:: Problem to solve ::
Report only the number of lines that hold the word "value".

:: Supplied material ::
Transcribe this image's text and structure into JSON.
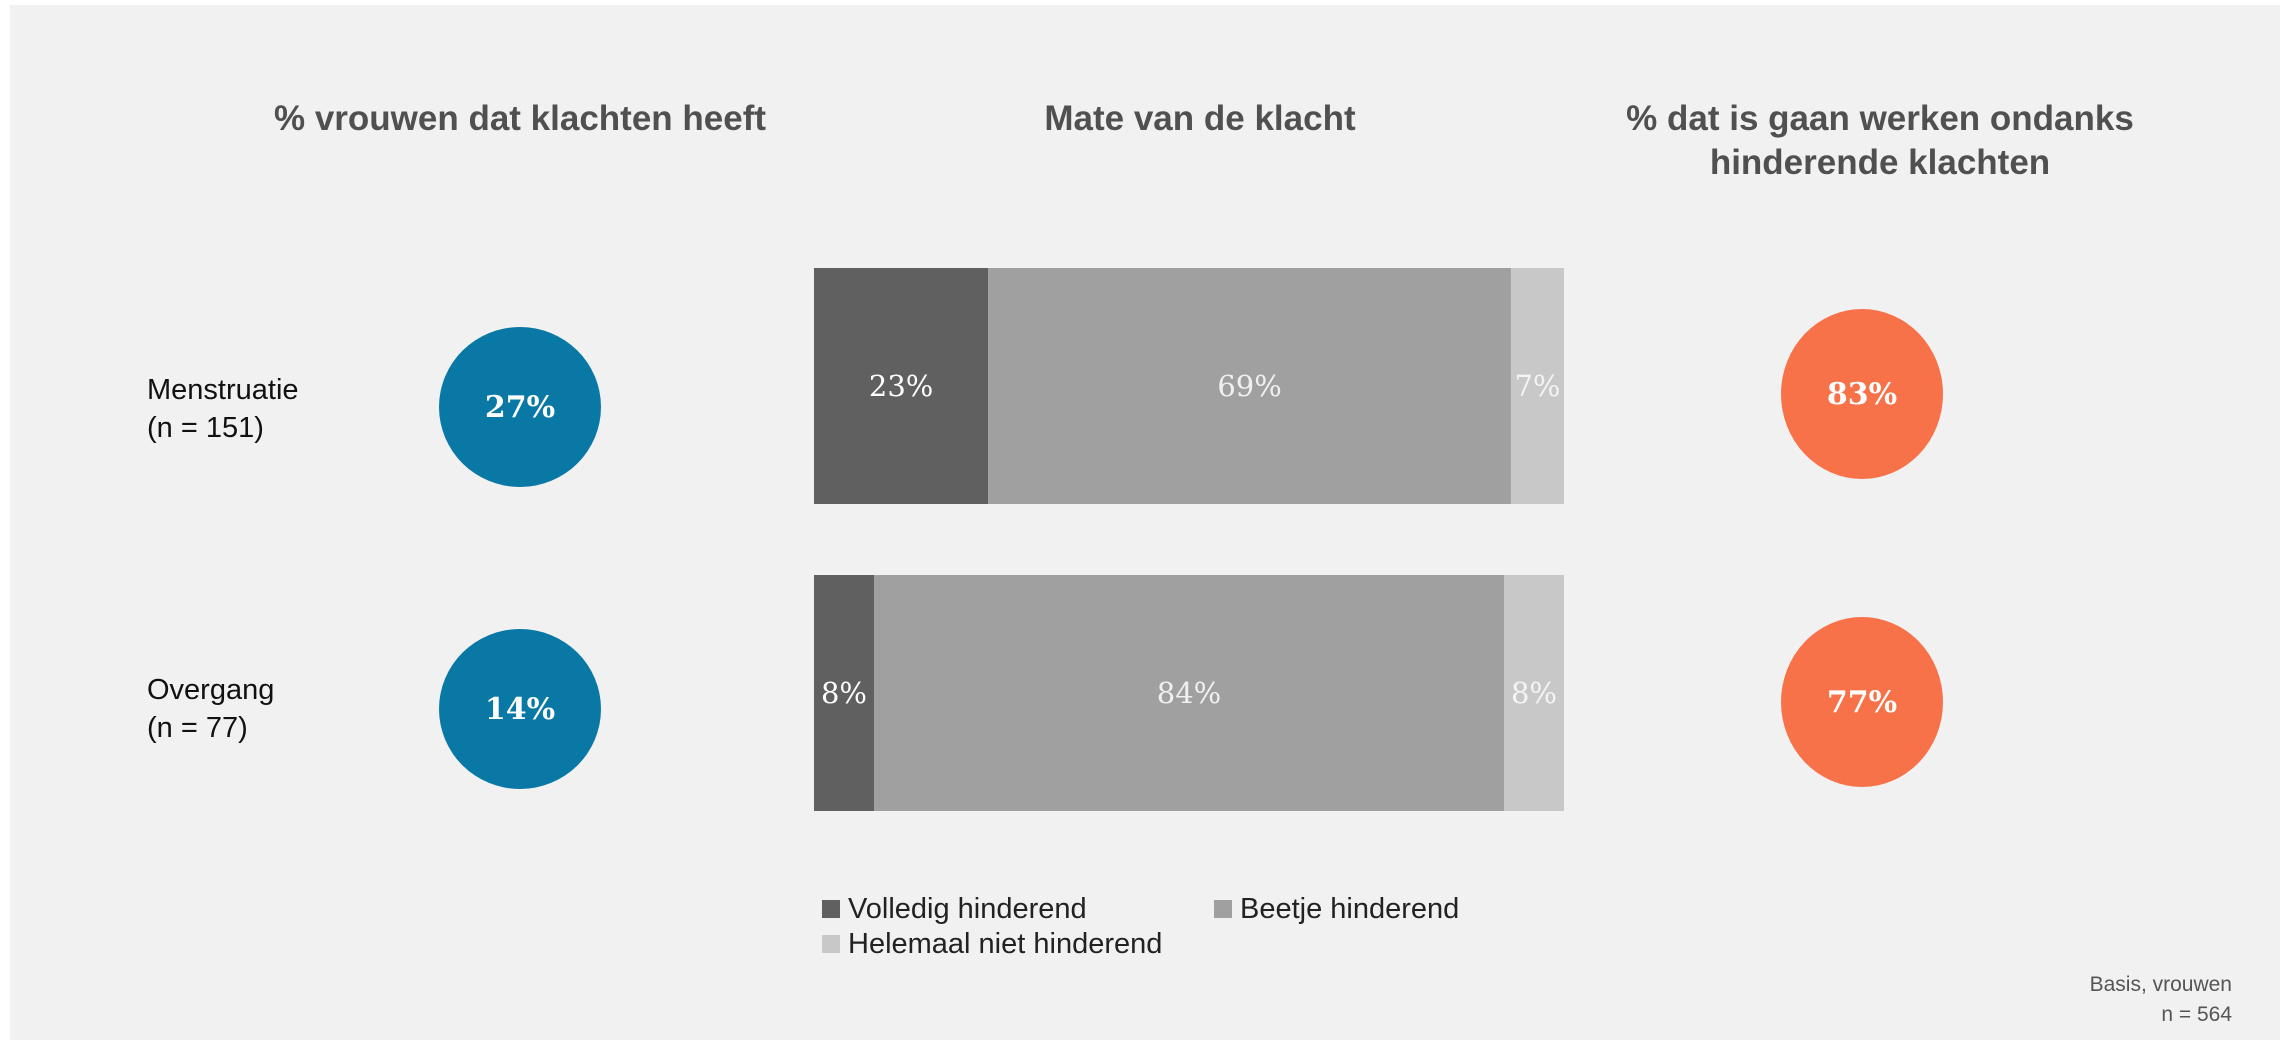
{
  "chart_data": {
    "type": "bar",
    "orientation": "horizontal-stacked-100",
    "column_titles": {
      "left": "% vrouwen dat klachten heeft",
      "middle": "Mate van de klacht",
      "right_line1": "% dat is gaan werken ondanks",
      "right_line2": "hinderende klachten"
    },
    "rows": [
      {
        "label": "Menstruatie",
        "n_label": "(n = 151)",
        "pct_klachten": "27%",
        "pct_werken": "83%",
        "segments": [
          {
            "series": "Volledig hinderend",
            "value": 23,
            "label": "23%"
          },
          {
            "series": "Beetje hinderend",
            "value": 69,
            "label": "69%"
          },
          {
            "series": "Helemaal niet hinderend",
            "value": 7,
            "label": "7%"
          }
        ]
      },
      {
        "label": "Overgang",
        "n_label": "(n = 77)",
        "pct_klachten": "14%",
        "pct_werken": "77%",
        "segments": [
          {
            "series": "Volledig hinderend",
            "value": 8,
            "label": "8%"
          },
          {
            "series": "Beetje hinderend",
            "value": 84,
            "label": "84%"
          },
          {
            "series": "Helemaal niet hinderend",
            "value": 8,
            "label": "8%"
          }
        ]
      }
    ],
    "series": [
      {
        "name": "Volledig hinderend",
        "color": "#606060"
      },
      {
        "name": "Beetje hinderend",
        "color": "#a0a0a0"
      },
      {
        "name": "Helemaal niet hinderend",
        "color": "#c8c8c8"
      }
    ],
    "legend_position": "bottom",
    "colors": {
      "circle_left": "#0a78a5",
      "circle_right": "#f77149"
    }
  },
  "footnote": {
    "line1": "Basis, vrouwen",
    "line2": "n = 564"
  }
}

:: The answer ::
6